--- BEGIN Material shown ---
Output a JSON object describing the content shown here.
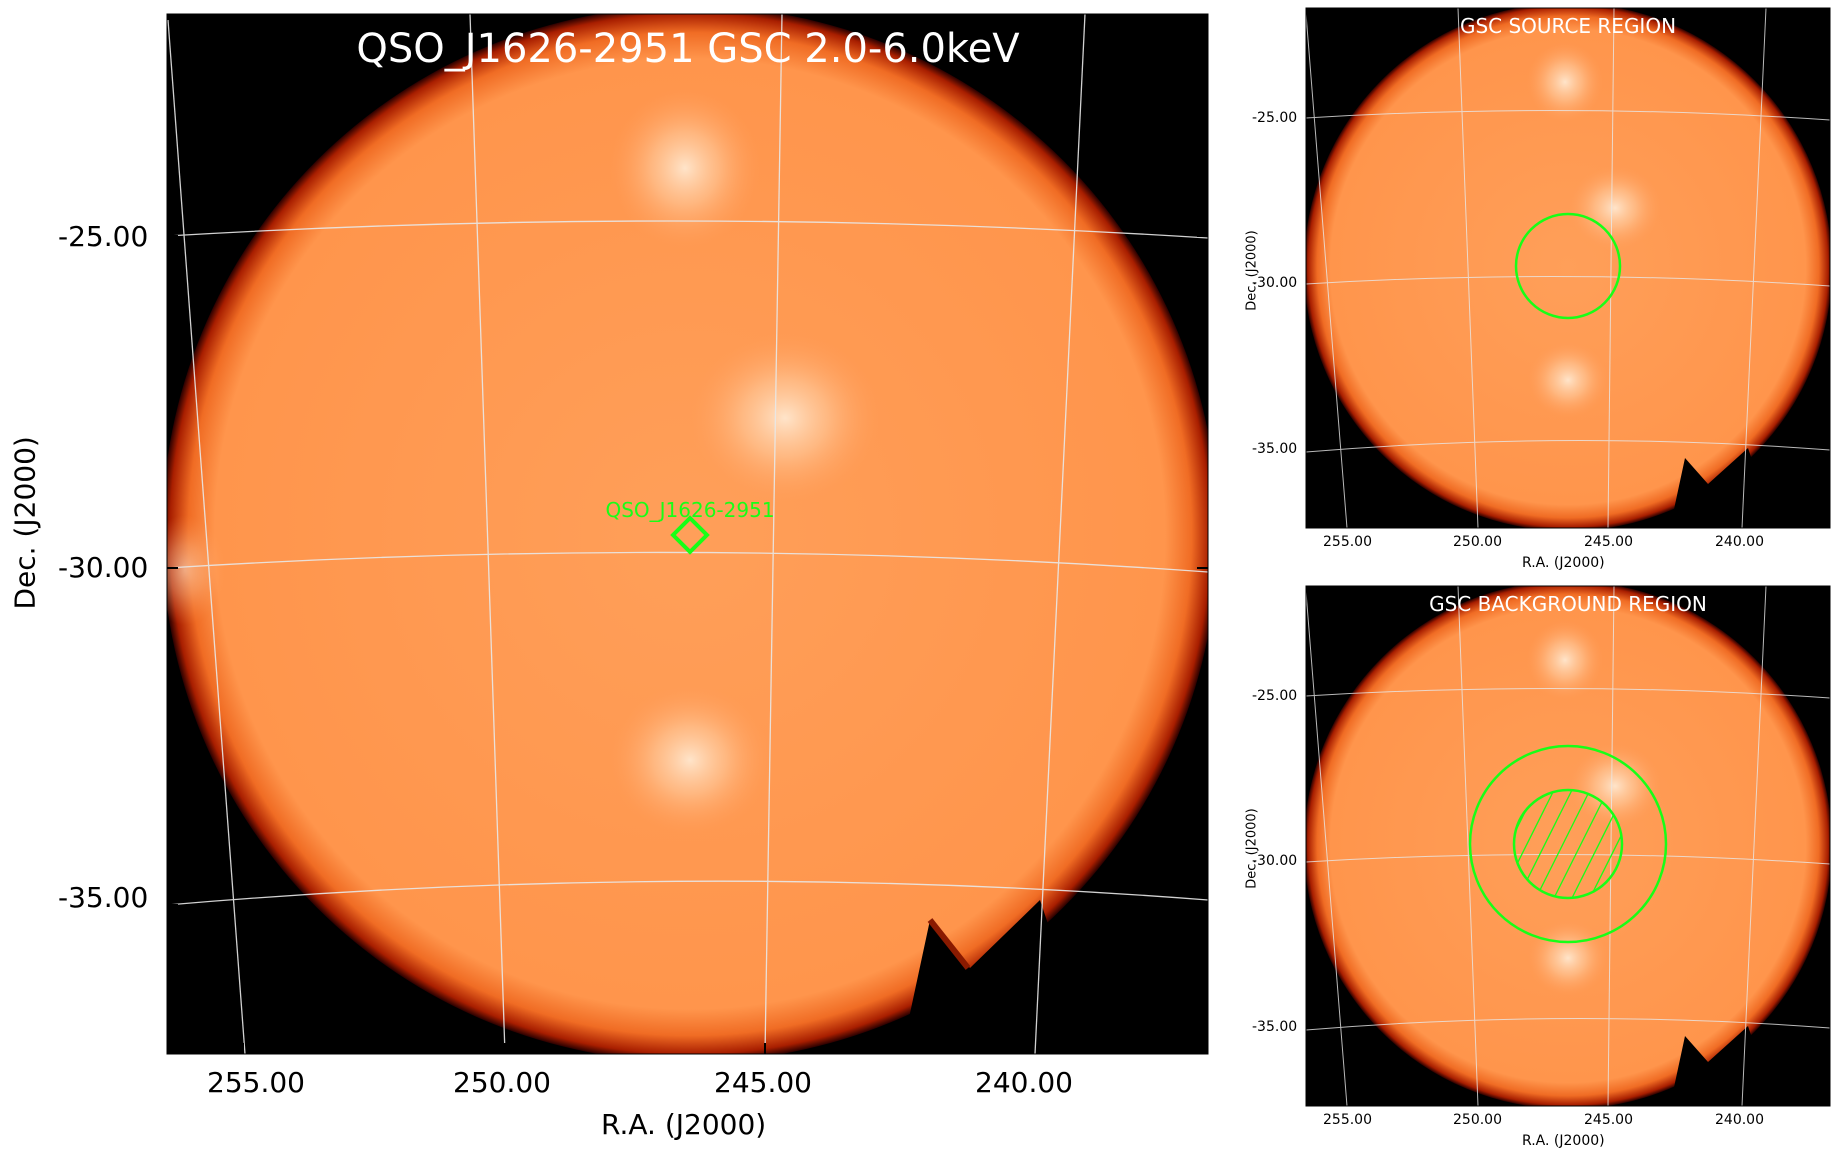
{
  "main": {
    "title": "QSO_J1626-2951 GSC 2.0-6.0keV",
    "source_label": "QSO_J1626-2951",
    "x_ticks": [
      "255.00",
      "250.00",
      "245.00",
      "240.00"
    ],
    "y_ticks": [
      "-25.00",
      "-30.00",
      "-35.00"
    ],
    "xlabel": "R.A. (J2000)",
    "ylabel": "Dec. (J2000)"
  },
  "source_panel": {
    "title": "GSC SOURCE REGION",
    "x_ticks": [
      "255.00",
      "250.00",
      "245.00",
      "240.00"
    ],
    "y_ticks": [
      "-25.00",
      "-30.00",
      "-35.00"
    ],
    "xlabel": "R.A. (J2000)",
    "ylabel": "Dec. (J2000)"
  },
  "background_panel": {
    "title": "GSC BACKGROUND REGION",
    "x_ticks": [
      "255.00",
      "250.00",
      "245.00",
      "240.00"
    ],
    "y_ticks": [
      "-25.00",
      "-30.00",
      "-35.00"
    ],
    "xlabel": "R.A. (J2000)",
    "ylabel": "Dec. (J2000)"
  },
  "colors": {
    "background": "#000000",
    "disk_center": "#ff9a52",
    "disk_edge": "#b32000",
    "hotspot": "#ffe6cc",
    "region": "#17ff17",
    "grid": "#dddddd"
  }
}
--- END Material shown ---
_Your instructions:_ Reproduce the entries above without change, omitting all pictures.

_Problem solution:_
Output a JSON object describing the content shown here.
{
  "main": {
    "title": "QSO_J1626-2951 GSC 2.0-6.0keV",
    "source_label": "QSO_J1626-2951",
    "x_ticks": [
      "255.00",
      "250.00",
      "245.00",
      "240.00"
    ],
    "y_ticks": [
      "-25.00",
      "-30.00",
      "-35.00"
    ],
    "xlabel": "R.A. (J2000)",
    "ylabel": "Dec. (J2000)"
  },
  "source_panel": {
    "title": "GSC SOURCE REGION",
    "x_ticks": [
      "255.00",
      "250.00",
      "245.00",
      "240.00"
    ],
    "y_ticks": [
      "-25.00",
      "-30.00",
      "-35.00"
    ],
    "xlabel": "R.A. (J2000)",
    "ylabel": "Dec. (J2000)"
  },
  "background_panel": {
    "title": "GSC BACKGROUND REGION",
    "x_ticks": [
      "255.00",
      "250.00",
      "245.00",
      "240.00"
    ],
    "y_ticks": [
      "-25.00",
      "-30.00",
      "-35.00"
    ],
    "xlabel": "R.A. (J2000)",
    "ylabel": "Dec. (J2000)"
  },
  "colors": {
    "background": "#000000",
    "disk_center": "#ff9a52",
    "disk_edge": "#b32000",
    "hotspot": "#ffe6cc",
    "region": "#17ff17",
    "grid": "#dddddd"
  }
}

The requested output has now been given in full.